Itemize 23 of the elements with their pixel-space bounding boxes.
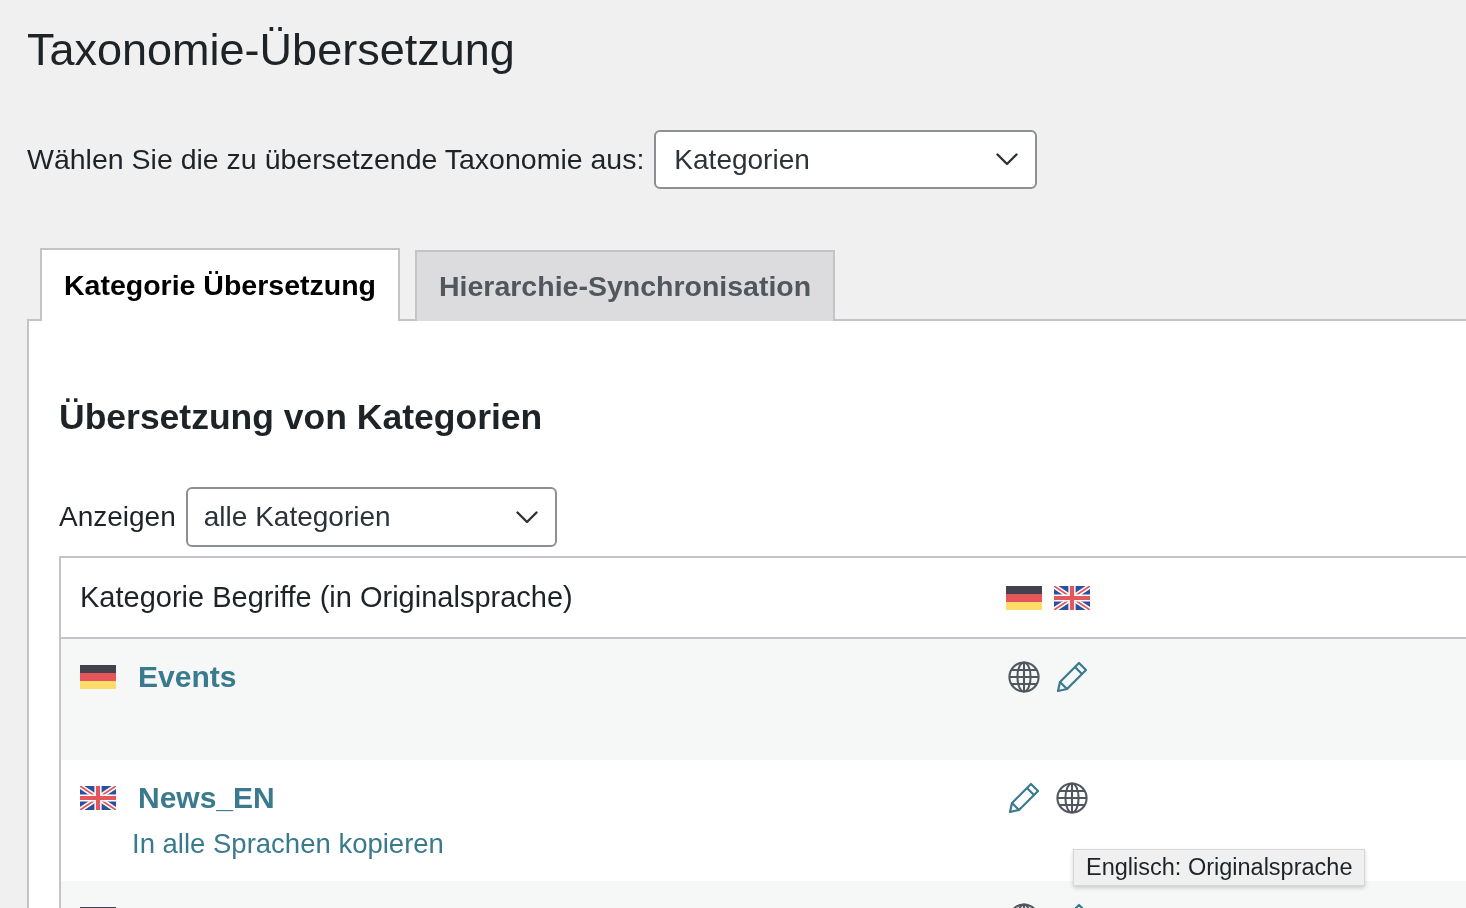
copy-link[interactable]: In alle Sprachen kopieren bbox=[132, 824, 444, 864]
chevron-icon bbox=[996, 153, 1019, 166]
tab[interactable]: Kategorie Übersetzung bbox=[40, 248, 400, 321]
german-flag-icon bbox=[80, 665, 116, 689]
filter-select[interactable]: alle Kategorien bbox=[185, 487, 557, 547]
globe-icon bbox=[1056, 782, 1088, 814]
filter-label: Anzeigen bbox=[59, 501, 176, 533]
chevron-icon bbox=[515, 510, 538, 524]
taxonomy-label: Wählen Sie die zu übersetzende Taxonomie aus: bbox=[27, 143, 645, 176]
pencil-icon[interactable] bbox=[1008, 782, 1040, 814]
german-flag-icon bbox=[1006, 585, 1042, 610]
category-name[interactable]: Events bbox=[138, 660, 237, 694]
category-name[interactable]: News_EN bbox=[138, 781, 275, 815]
taxonomy-select[interactable]: Kategorien bbox=[654, 130, 1038, 189]
globe-icon bbox=[1008, 661, 1040, 693]
british-flag-icon bbox=[1054, 585, 1090, 610]
tooltip: Englisch: Originalsprache bbox=[1073, 849, 1366, 886]
section-title: Übersetzung von Kategorien bbox=[59, 396, 543, 439]
british-flag-icon bbox=[80, 786, 116, 810]
tab[interactable]: Hierarchie-Synchronisation bbox=[415, 250, 836, 321]
column-header: Kategorie Begriffe (in Originalsprache) bbox=[80, 581, 573, 613]
pencil-icon[interactable] bbox=[1056, 661, 1088, 693]
page-title: Taxonomie-Übersetzung bbox=[27, 23, 515, 77]
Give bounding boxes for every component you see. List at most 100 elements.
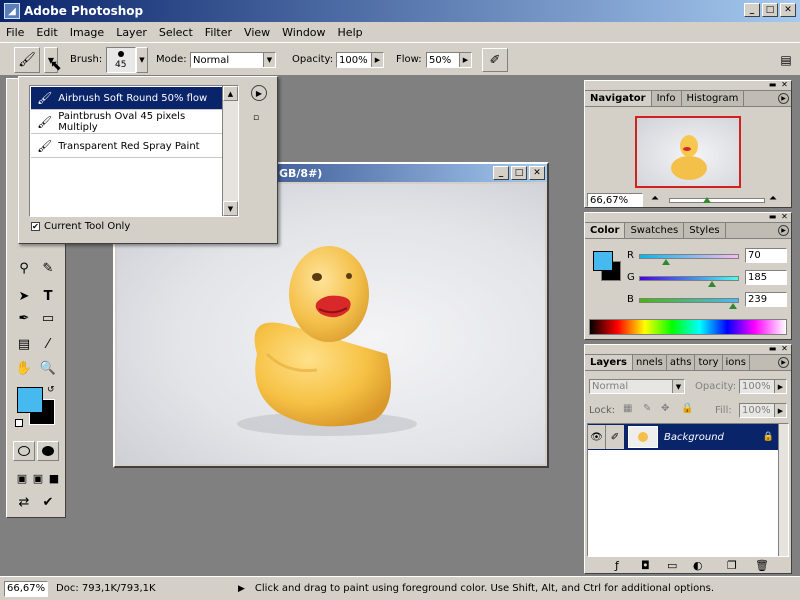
lock-all-icon[interactable]: 🔒: [681, 403, 693, 414]
lock-position-icon[interactable]: ✥: [661, 403, 669, 414]
standard-mode-button[interactable]: [13, 441, 35, 461]
flow-input[interactable]: 50% ▶: [426, 52, 472, 68]
r-slider-handle[interactable]: [662, 259, 670, 265]
rectangle-tool-icon[interactable]: ▭: [37, 307, 59, 329]
layers-scrollbar[interactable]: [778, 424, 788, 556]
foreground-color-swatch[interactable]: [17, 387, 43, 413]
menu-edit[interactable]: Edit: [30, 26, 63, 39]
doc-close-button[interactable]: ✕: [529, 166, 545, 180]
chevron-right-icon[interactable]: ▶: [459, 53, 471, 67]
r-input[interactable]: 70: [745, 248, 787, 263]
tab-styles[interactable]: Styles: [684, 223, 726, 238]
tab-paths[interactable]: aths: [667, 355, 696, 370]
layer-style-icon[interactable]: ƒ: [615, 559, 619, 572]
current-tool-only-checkbox[interactable]: ✔: [31, 222, 40, 231]
clone-stamp-tool-icon[interactable]: ⚲: [13, 257, 35, 279]
chevron-right-icon[interactable]: ▶: [371, 53, 383, 67]
eyedropper-tool-icon[interactable]: ⁄: [37, 333, 59, 355]
tab-actions[interactable]: ions: [723, 355, 750, 370]
palette-menu-button[interactable]: ▶: [778, 225, 789, 236]
menu-select[interactable]: Select: [153, 26, 199, 39]
preset-menu-button[interactable]: ▶: [251, 85, 267, 101]
blend-mode-select[interactable]: Normal ▼: [589, 379, 685, 394]
chevron-up-icon[interactable]: ▲: [223, 86, 238, 101]
tab-info[interactable]: Info: [652, 91, 682, 106]
maximize-button[interactable]: □: [762, 3, 778, 17]
jump-to-imageready-icon[interactable]: ⇄: [13, 491, 35, 513]
doc-maximize-button[interactable]: □: [511, 166, 527, 180]
menu-help[interactable]: Help: [332, 26, 369, 39]
color-foreground-swatch[interactable]: [593, 251, 613, 271]
doc-minimize-button[interactable]: _: [493, 166, 509, 180]
tool-preset-item[interactable]: 🖌 Paintbrush Oval 45 pixels Multiply: [31, 111, 222, 134]
close-icon[interactable]: ✕: [780, 213, 789, 221]
adjustment-layer-icon[interactable]: ◐: [693, 559, 703, 572]
tab-layers[interactable]: Layers: [585, 355, 633, 370]
edit-imageready-icon[interactable]: ✔: [37, 491, 59, 513]
screen-mode-full-icon[interactable]: ■: [43, 467, 65, 489]
new-set-icon[interactable]: ▭: [667, 559, 677, 572]
menu-view[interactable]: View: [238, 26, 276, 39]
brush-link-icon[interactable]: ✐: [606, 425, 624, 449]
swap-colors-icon[interactable]: ↺: [47, 385, 55, 395]
notes-tool-icon[interactable]: ▤: [13, 333, 35, 355]
tool-preset-item[interactable]: 🖌 Airbrush Soft Round 50% flow: [31, 87, 222, 110]
chevron-right-icon[interactable]: ▶: [774, 404, 786, 417]
layer-row-background[interactable]: 👁 ✐ Background 🔒: [588, 424, 778, 450]
quick-mask-button[interactable]: [37, 441, 59, 461]
preset-list-scrollbar[interactable]: ▲ ▼: [222, 86, 238, 216]
eye-icon[interactable]: 👁: [588, 425, 606, 449]
lock-image-icon[interactable]: ✎: [643, 403, 651, 414]
b-slider-handle[interactable]: [729, 303, 737, 309]
zoom-out-icon[interactable]: ⏶: [651, 193, 659, 204]
fill-input[interactable]: 100% ▶: [739, 403, 787, 418]
menu-window[interactable]: Window: [276, 26, 331, 39]
history-brush-tool-icon[interactable]: ✎: [37, 257, 59, 279]
menu-layer[interactable]: Layer: [110, 26, 153, 39]
brush-picker-arrow[interactable]: ▼: [136, 47, 148, 73]
close-button[interactable]: ✕: [780, 3, 796, 17]
palette-menu-button[interactable]: ▶: [778, 357, 789, 368]
b-input[interactable]: 239: [745, 292, 787, 307]
zoom-slider-handle[interactable]: [703, 197, 711, 203]
menu-image[interactable]: Image: [64, 26, 110, 39]
close-icon[interactable]: ✕: [780, 345, 789, 353]
close-icon[interactable]: ✕: [780, 81, 789, 89]
menu-filter[interactable]: Filter: [199, 26, 238, 39]
lock-transparency-icon[interactable]: ▦: [623, 403, 632, 414]
opacity-input[interactable]: 100% ▶: [336, 52, 384, 68]
zoom-tool-icon[interactable]: 🔍: [37, 357, 59, 379]
tab-color[interactable]: Color: [585, 223, 626, 238]
chevron-right-icon[interactable]: ▶: [774, 380, 786, 393]
chevron-down-icon[interactable]: ▼: [223, 201, 238, 216]
brush-preview[interactable]: 45: [106, 47, 136, 73]
b-slider[interactable]: [639, 298, 739, 303]
tab-channels[interactable]: nnels: [633, 355, 667, 370]
g-slider-handle[interactable]: [708, 281, 716, 287]
delete-layer-icon[interactable]: 🗑: [755, 559, 769, 572]
pen-tool-icon[interactable]: ✒: [13, 307, 35, 329]
g-slider[interactable]: [639, 276, 739, 281]
photoshop-icon[interactable]: ◢: [4, 3, 20, 19]
brush-tool-icon[interactable]: 🖌: [14, 47, 40, 73]
g-input[interactable]: 185: [745, 270, 787, 285]
minimize-icon[interactable]: ▬: [768, 81, 777, 89]
navigator-thumbnail[interactable]: [635, 116, 741, 188]
status-menu-arrow-icon[interactable]: ▶: [238, 584, 245, 594]
navigator-zoom-slider[interactable]: [669, 198, 765, 203]
minimize-button[interactable]: _: [744, 3, 760, 17]
minimize-icon[interactable]: ▬: [768, 213, 777, 221]
path-selection-tool-icon[interactable]: ➤: [13, 285, 35, 307]
type-tool-icon[interactable]: T: [37, 285, 59, 307]
minimize-icon[interactable]: ▬: [768, 345, 777, 353]
airbrush-toggle-button[interactable]: ✐: [482, 48, 508, 72]
tab-swatches[interactable]: Swatches: [625, 223, 685, 238]
r-slider[interactable]: [639, 254, 739, 259]
zoom-in-icon[interactable]: ⏶: [769, 193, 777, 204]
add-mask-icon[interactable]: ◘: [641, 559, 650, 572]
default-colors-icon[interactable]: [15, 419, 23, 427]
layer-opacity-input[interactable]: 100% ▶: [739, 379, 787, 394]
tool-preset-item[interactable]: 🖌 Transparent Red Spray Paint: [31, 135, 222, 158]
color-spectrum-ramp[interactable]: [589, 319, 787, 335]
new-preset-icon[interactable]: ▫: [253, 113, 263, 123]
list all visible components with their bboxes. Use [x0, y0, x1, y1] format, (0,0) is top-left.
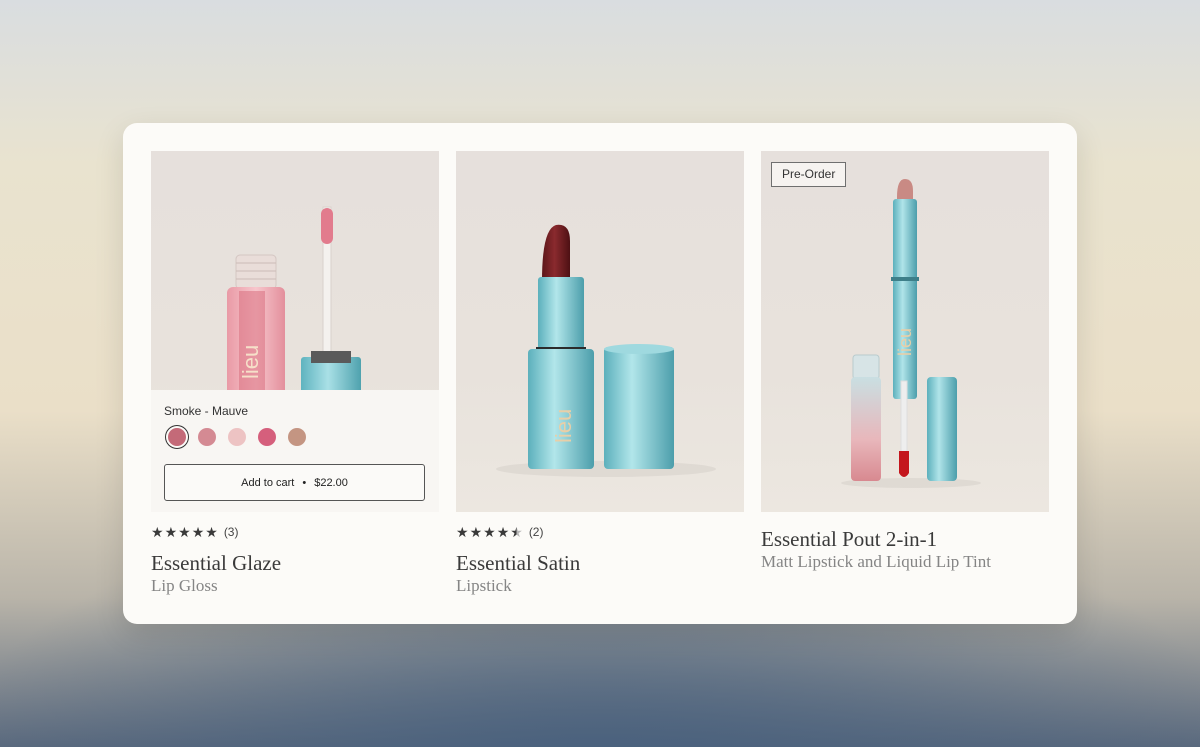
shade-swatch[interactable]	[228, 428, 246, 446]
star-icon: ★	[178, 524, 191, 540]
selected-shade-label: Smoke - Mauve	[164, 404, 249, 418]
pre-order-badge: Pre-Order	[771, 162, 847, 187]
product-image-pout-2-in-1[interactable]: lieu Pre-Order	[761, 151, 1049, 512]
product-title[interactable]: Essential Pout 2-in-1	[761, 527, 937, 552]
swatch-wrapper	[166, 426, 188, 448]
shade-swatches	[166, 426, 308, 448]
review-count: (3)	[223, 525, 239, 539]
add-to-cart-label: Add to cart	[241, 476, 295, 489]
product-subtitle: Matt Lipstick and Liquid Lip Tint	[761, 552, 991, 571]
shade-swatch[interactable]	[258, 428, 276, 446]
star-icon: ★	[191, 524, 205, 540]
product-title[interactable]: Essential Glaze	[151, 551, 281, 576]
swatch-wrapper	[256, 426, 278, 448]
swatch-wrapper	[226, 426, 248, 448]
star-icon: ★	[164, 524, 178, 540]
product-subtitle: Lip Gloss	[151, 576, 218, 595]
review-count: (2)	[528, 525, 544, 539]
lipstick-illustration: lieu	[496, 224, 716, 477]
star-icon: ★	[496, 524, 510, 540]
product-image-lip-gloss[interactable]: lieu Smoke - Mauve Add to cart • $22.00	[151, 151, 439, 512]
star-icon: ★	[456, 524, 469, 540]
price-separator: •	[302, 476, 307, 489]
shade-swatch[interactable]	[288, 428, 306, 446]
pout-2-in-1-illustration: lieu	[841, 179, 981, 488]
star-icon: ★	[205, 524, 218, 540]
product-card-essential-satin[interactable]: lieu ★ ★ ★ ★ ★ (2) Essential Satin Lipstick	[456, 151, 744, 595]
rating: ★ ★ ★ ★ ★ (2)	[456, 525, 543, 539]
star-rating-icon: ★ ★ ★ ★ ★	[151, 525, 218, 539]
star-rating-icon: ★ ★ ★ ★ ★	[456, 525, 523, 539]
swatch-wrapper	[286, 426, 308, 448]
star-icon: ★	[483, 524, 496, 540]
add-to-cart-button[interactable]: Add to cart • $22.00	[164, 464, 425, 501]
star-icon: ★	[151, 524, 164, 540]
product-subtitle: Lipstick	[456, 576, 512, 595]
svg-text:lieu: lieu	[238, 345, 263, 379]
product-title[interactable]: Essential Satin	[456, 551, 580, 576]
rating: ★ ★ ★ ★ ★ (3)	[151, 525, 238, 539]
price: $22.00	[314, 476, 348, 489]
star-icon: ★	[469, 524, 483, 540]
quick-add-panel: Smoke - Mauve Add to cart • $22.00	[151, 390, 439, 512]
svg-text:lieu: lieu	[551, 409, 576, 443]
product-grid-panel: lieu Smoke - Mauve Add to cart • $22.00 …	[123, 123, 1077, 624]
product-card-essential-pout[interactable]: lieu Pre-Order Essential Pout 2-in-1 Mat…	[761, 151, 1049, 571]
svg-text:lieu: lieu	[895, 328, 915, 356]
swatch-wrapper	[196, 426, 218, 448]
shade-swatch[interactable]	[168, 428, 186, 446]
product-card-essential-glaze[interactable]: lieu Smoke - Mauve Add to cart • $22.00 …	[151, 151, 439, 595]
product-image-lipstick[interactable]: lieu	[456, 151, 744, 512]
shade-swatch[interactable]	[198, 428, 216, 446]
star-icon: ★	[510, 524, 523, 540]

● WHAT YOU WILL DO
Render the lines from the one containing "428, 246, 446]" through the one containing "151, 1049, 512]" as a numbered list, leaving out any blank lines.

● TASK RESPONSE
1. shade-swatch[interactable]	[228, 428, 246, 446]
2. star-icon: ★	[178, 524, 191, 540]
3. selected-shade-label: Smoke - Mauve	[164, 404, 249, 418]
4. pre-order-badge: Pre-Order	[771, 162, 847, 187]
5. product-image-pout-2-in-1[interactable]: lieu Pre-Order	[761, 151, 1049, 512]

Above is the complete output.